Goal of the exercise: Every line below that mentions the word "없습니다" should be copied out.

Entries provided:
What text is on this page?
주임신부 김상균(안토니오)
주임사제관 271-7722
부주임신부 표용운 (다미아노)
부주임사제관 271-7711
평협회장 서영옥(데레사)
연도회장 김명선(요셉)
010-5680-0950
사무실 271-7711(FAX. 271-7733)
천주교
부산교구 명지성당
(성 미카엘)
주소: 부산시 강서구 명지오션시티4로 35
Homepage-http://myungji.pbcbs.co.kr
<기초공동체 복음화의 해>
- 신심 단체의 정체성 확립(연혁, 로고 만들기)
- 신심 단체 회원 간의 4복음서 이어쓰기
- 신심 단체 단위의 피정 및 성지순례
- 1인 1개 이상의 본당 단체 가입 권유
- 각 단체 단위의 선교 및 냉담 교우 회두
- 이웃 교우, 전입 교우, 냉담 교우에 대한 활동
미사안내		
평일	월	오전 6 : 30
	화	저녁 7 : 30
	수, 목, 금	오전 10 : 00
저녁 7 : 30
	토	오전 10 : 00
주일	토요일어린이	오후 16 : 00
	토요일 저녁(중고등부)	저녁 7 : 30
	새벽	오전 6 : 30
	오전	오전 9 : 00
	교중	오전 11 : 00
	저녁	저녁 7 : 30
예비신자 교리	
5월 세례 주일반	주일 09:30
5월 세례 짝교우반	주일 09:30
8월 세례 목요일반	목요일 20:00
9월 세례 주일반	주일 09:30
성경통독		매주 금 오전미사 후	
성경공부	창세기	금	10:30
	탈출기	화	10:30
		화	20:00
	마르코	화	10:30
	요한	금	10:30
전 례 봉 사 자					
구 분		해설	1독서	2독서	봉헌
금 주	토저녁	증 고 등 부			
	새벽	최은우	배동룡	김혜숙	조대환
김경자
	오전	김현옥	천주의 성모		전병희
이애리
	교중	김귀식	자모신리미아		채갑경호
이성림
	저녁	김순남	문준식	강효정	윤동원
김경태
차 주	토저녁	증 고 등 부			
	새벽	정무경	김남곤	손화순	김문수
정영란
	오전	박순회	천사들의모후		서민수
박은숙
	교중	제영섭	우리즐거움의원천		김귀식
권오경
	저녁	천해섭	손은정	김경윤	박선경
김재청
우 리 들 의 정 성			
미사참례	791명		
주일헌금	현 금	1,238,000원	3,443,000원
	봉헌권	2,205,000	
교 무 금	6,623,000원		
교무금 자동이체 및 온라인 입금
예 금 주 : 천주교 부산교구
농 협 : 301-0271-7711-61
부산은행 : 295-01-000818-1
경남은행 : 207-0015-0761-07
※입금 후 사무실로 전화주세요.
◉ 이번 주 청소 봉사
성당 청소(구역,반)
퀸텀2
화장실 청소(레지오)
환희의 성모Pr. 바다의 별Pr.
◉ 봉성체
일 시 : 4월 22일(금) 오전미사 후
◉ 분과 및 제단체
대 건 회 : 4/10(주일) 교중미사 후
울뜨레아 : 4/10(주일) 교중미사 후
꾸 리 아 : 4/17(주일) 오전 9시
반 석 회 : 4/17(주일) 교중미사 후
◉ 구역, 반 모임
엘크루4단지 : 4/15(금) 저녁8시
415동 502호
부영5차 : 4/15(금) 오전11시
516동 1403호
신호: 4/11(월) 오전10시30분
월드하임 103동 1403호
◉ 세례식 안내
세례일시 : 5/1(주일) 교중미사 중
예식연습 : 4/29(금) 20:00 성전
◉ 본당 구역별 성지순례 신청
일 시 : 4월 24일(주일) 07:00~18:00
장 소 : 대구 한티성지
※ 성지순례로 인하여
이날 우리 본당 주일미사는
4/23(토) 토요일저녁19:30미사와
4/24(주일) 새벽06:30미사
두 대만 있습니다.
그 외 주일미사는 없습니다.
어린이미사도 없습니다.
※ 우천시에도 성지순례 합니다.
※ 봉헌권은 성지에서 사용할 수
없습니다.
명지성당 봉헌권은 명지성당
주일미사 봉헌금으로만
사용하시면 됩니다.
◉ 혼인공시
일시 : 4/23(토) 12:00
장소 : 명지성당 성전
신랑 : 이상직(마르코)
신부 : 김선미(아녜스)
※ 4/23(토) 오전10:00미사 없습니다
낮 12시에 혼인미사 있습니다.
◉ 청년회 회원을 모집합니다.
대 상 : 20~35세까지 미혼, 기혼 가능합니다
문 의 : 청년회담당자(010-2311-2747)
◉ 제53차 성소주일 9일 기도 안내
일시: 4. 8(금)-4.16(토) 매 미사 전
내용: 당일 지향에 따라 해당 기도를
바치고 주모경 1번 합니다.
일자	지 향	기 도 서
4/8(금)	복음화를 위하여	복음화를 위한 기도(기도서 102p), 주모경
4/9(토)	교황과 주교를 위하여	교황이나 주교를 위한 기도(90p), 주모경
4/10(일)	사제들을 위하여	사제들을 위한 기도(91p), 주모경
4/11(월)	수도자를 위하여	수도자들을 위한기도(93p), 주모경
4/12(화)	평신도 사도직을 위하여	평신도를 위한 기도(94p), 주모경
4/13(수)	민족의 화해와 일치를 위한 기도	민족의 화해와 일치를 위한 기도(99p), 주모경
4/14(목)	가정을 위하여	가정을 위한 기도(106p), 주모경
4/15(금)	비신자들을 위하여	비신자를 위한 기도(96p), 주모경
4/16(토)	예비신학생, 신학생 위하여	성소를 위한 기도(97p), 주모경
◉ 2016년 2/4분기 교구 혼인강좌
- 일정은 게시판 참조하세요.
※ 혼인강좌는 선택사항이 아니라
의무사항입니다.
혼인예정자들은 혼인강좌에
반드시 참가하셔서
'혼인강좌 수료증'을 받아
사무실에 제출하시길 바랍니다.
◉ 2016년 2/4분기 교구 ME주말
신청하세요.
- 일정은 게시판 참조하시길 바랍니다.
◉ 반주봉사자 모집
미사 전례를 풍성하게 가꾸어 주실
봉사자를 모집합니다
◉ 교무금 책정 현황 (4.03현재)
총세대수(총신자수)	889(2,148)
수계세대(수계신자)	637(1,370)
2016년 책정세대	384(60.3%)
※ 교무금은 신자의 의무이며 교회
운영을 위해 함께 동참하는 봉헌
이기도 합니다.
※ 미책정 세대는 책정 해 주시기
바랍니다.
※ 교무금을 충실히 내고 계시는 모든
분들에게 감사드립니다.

The result:
그 외 주일미사는 없습니다.
어린이미사도 없습니다.
없습니다.
※ 4/23(토) 오전10:00미사 없습니다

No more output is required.